--- Information provided ---
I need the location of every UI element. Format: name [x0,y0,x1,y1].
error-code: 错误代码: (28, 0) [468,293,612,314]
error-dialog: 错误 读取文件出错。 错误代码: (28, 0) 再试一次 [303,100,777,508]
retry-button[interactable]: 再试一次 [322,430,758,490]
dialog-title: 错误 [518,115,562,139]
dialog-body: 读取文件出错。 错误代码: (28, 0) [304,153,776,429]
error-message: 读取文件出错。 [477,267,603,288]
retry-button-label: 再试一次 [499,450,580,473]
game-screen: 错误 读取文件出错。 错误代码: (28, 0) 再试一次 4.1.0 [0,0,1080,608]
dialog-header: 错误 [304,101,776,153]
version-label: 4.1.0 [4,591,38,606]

--- Task statement ---
Give back all of the lines above unchanged, character for character.

--- Solution below ---
I need the location of every UI element. Format: name [x0,y0,x1,y1].
error-code: 错误代码: (28, 0) [468,293,612,314]
error-dialog: 错误 读取文件出错。 错误代码: (28, 0) 再试一次 [303,100,777,508]
retry-button[interactable]: 再试一次 [322,430,758,490]
dialog-title: 错误 [518,115,562,139]
dialog-body: 读取文件出错。 错误代码: (28, 0) [304,153,776,429]
error-message: 读取文件出错。 [477,267,603,288]
retry-button-label: 再试一次 [499,450,580,473]
game-screen: 错误 读取文件出错。 错误代码: (28, 0) 再试一次 4.1.0 [0,0,1080,608]
dialog-header: 错误 [304,101,776,153]
version-label: 4.1.0 [4,591,38,606]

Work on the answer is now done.